RECORD SET:
■ ■ ■ ■
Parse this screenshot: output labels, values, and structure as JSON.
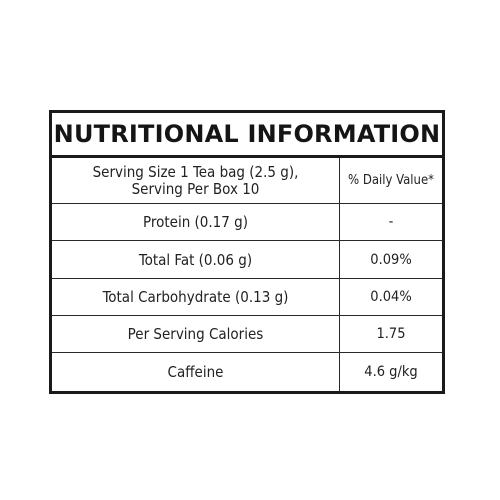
{
  "title": "NUTRITIONAL INFORMATION",
  "header": {
    "serving_line1": "Serving Size 1 Tea bag (2.5 g),",
    "serving_line2": "Serving Per Box 10",
    "daily_value": "% Daily Value*"
  },
  "rows": [
    {
      "label": "Protein (0.17 g)",
      "value": "-"
    },
    {
      "label": "Total Fat (0.06 g)",
      "value": "0.09%"
    },
    {
      "label": "Total Carbohydrate (0.13 g)",
      "value": "0.04%"
    },
    {
      "label": "Per Serving Calories",
      "value": "1.75"
    },
    {
      "label": "Caffeine",
      "value": "4.6 g/kg"
    }
  ]
}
■ ■ ■ ■
WORK INSTRUCTION:
Among the entries above, say how many lines hold the word "Serving". No other words belong in the answer.

YOUR RESPONSE:
3